══ Dataset
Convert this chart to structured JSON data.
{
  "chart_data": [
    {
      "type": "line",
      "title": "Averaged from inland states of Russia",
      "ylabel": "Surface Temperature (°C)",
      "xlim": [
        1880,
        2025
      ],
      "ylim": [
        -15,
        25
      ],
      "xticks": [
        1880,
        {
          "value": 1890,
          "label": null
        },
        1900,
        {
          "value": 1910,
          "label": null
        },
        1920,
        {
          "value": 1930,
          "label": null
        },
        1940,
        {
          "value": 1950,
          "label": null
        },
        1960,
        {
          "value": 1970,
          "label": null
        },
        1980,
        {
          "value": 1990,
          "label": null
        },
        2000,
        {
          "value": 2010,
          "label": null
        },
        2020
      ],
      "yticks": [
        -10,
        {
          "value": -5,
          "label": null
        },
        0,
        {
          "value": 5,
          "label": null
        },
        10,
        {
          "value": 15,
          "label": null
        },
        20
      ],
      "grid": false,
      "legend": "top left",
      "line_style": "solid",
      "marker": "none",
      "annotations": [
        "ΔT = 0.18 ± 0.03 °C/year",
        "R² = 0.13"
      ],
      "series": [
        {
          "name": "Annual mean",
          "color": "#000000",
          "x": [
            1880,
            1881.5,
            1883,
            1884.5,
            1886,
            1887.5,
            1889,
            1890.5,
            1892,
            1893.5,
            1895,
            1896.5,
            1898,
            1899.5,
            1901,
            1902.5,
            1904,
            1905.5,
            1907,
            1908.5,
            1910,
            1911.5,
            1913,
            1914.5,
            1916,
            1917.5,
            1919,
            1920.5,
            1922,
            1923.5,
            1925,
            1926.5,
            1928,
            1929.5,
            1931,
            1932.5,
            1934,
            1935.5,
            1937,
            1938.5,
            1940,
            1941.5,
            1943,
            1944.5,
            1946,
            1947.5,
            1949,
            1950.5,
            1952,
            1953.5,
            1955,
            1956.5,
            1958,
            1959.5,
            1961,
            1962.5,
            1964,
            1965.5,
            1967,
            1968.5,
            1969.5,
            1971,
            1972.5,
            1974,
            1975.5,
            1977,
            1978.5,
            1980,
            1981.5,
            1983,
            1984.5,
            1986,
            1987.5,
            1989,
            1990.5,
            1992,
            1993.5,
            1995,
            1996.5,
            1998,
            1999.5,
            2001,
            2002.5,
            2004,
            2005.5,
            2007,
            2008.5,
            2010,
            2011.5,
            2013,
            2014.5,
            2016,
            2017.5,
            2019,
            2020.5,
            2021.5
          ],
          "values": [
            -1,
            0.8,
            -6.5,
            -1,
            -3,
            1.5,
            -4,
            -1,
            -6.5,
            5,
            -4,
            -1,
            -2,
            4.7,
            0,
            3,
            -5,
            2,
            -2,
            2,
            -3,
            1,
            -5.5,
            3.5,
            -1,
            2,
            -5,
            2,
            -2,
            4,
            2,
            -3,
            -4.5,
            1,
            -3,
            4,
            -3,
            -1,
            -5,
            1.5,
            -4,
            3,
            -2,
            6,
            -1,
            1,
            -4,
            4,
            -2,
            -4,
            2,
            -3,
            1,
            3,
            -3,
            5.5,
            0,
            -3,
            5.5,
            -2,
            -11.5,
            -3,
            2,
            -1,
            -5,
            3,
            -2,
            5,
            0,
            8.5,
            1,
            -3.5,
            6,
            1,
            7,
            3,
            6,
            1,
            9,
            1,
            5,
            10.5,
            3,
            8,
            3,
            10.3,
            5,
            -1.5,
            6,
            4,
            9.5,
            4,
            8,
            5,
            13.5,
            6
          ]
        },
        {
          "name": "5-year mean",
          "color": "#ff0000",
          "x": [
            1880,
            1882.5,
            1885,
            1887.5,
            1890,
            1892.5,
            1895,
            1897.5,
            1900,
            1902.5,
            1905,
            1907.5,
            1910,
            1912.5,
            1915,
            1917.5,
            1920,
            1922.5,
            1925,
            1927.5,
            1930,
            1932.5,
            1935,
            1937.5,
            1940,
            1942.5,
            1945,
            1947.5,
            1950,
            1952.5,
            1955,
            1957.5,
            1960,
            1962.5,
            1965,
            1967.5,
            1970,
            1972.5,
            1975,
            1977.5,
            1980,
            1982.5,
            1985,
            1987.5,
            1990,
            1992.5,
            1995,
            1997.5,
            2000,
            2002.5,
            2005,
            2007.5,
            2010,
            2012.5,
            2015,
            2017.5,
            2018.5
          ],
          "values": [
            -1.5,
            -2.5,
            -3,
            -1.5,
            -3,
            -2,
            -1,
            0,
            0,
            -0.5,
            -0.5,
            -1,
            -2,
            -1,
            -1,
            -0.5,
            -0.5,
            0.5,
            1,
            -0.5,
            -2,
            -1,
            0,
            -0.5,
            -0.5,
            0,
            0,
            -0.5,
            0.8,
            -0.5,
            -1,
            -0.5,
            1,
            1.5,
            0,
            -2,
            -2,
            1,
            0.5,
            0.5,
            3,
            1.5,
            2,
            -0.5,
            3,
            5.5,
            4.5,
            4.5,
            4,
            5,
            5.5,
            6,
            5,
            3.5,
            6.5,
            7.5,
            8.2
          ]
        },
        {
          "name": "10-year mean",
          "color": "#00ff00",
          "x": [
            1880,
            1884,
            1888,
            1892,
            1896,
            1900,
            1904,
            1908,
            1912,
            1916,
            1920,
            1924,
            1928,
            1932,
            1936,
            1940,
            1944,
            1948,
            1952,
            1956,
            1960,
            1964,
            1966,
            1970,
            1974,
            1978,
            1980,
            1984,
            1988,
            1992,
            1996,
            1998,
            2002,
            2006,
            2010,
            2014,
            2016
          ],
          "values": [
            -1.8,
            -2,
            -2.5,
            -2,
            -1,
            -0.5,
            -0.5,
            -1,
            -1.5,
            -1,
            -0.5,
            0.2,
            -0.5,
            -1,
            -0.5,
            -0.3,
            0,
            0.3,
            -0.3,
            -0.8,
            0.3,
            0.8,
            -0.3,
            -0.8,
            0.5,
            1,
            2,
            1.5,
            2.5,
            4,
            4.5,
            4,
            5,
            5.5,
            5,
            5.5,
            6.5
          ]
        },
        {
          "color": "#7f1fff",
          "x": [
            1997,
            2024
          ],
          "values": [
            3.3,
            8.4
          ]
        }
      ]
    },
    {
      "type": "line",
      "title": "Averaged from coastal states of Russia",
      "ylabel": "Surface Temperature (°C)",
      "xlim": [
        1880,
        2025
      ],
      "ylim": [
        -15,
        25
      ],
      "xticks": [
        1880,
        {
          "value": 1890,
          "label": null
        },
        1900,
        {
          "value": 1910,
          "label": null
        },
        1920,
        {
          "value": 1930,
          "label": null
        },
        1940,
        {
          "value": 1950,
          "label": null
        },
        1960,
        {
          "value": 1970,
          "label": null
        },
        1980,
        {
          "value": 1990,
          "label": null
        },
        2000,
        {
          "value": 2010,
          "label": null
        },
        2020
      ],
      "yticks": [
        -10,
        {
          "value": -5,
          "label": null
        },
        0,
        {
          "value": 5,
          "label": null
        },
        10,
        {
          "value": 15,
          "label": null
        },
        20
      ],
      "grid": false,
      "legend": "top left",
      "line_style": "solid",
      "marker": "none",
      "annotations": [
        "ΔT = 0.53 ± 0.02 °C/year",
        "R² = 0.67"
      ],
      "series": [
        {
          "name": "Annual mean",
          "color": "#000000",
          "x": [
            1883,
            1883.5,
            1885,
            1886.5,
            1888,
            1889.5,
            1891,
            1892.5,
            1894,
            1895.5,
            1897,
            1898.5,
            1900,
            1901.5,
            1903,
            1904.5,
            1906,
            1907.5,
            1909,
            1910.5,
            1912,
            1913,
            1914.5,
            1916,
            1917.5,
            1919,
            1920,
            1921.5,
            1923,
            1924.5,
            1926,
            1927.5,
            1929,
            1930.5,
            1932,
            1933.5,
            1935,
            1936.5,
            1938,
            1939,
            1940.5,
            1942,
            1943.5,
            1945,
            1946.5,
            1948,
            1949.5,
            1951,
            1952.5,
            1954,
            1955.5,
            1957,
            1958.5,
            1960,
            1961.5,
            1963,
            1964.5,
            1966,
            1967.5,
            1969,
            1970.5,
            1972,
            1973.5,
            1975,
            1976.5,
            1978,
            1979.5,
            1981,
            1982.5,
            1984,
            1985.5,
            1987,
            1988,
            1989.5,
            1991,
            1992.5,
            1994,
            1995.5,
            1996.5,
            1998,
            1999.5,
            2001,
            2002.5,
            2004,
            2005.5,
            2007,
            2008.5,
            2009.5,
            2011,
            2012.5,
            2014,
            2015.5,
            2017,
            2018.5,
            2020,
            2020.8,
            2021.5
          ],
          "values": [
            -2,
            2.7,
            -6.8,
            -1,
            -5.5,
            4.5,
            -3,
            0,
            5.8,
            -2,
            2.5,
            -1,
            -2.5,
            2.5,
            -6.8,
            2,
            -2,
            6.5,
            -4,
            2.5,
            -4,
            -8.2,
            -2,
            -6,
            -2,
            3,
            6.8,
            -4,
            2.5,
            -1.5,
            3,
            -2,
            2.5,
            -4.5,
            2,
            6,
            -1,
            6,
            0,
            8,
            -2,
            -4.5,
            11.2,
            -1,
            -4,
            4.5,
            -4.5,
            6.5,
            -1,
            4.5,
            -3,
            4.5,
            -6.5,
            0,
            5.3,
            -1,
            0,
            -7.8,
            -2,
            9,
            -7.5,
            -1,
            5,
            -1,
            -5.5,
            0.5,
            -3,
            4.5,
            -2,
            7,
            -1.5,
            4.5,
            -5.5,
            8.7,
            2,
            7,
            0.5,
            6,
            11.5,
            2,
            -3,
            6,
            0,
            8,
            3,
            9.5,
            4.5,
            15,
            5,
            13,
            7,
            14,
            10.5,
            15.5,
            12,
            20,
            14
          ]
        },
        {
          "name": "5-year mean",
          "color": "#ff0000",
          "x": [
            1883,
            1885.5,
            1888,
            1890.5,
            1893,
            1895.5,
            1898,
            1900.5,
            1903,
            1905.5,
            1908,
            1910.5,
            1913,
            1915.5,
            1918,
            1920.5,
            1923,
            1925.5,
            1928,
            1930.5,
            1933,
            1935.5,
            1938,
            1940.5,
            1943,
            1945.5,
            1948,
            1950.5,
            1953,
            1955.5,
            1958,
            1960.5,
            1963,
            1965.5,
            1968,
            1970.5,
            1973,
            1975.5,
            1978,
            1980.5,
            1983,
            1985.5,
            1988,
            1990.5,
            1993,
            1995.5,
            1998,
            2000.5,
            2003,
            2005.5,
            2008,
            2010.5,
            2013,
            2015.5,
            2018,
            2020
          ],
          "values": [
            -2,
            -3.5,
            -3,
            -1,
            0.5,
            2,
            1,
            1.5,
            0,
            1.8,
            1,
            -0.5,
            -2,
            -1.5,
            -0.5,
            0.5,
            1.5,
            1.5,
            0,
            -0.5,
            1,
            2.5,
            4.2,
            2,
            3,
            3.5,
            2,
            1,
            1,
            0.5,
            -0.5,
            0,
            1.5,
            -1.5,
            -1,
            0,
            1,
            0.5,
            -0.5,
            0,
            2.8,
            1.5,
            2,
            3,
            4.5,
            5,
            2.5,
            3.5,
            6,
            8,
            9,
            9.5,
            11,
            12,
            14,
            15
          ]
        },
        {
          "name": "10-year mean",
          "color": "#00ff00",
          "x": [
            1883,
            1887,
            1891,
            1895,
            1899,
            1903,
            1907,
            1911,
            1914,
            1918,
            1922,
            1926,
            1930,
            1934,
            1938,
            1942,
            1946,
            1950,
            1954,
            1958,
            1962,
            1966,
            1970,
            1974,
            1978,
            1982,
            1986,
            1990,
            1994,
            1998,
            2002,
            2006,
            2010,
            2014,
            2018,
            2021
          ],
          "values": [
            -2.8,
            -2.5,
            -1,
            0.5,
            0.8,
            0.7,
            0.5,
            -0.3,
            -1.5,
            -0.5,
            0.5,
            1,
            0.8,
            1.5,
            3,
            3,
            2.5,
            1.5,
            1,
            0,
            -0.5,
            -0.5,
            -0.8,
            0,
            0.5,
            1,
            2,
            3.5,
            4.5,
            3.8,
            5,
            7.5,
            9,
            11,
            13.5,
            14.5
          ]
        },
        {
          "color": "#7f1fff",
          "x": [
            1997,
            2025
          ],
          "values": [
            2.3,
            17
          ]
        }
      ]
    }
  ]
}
════
* [Set task]
Find the lines above that include the string "title" and copy them.

* [Solution]
      "title": "Averaged from inland states of Russia",
      "title": "Averaged from coastal states of Russia",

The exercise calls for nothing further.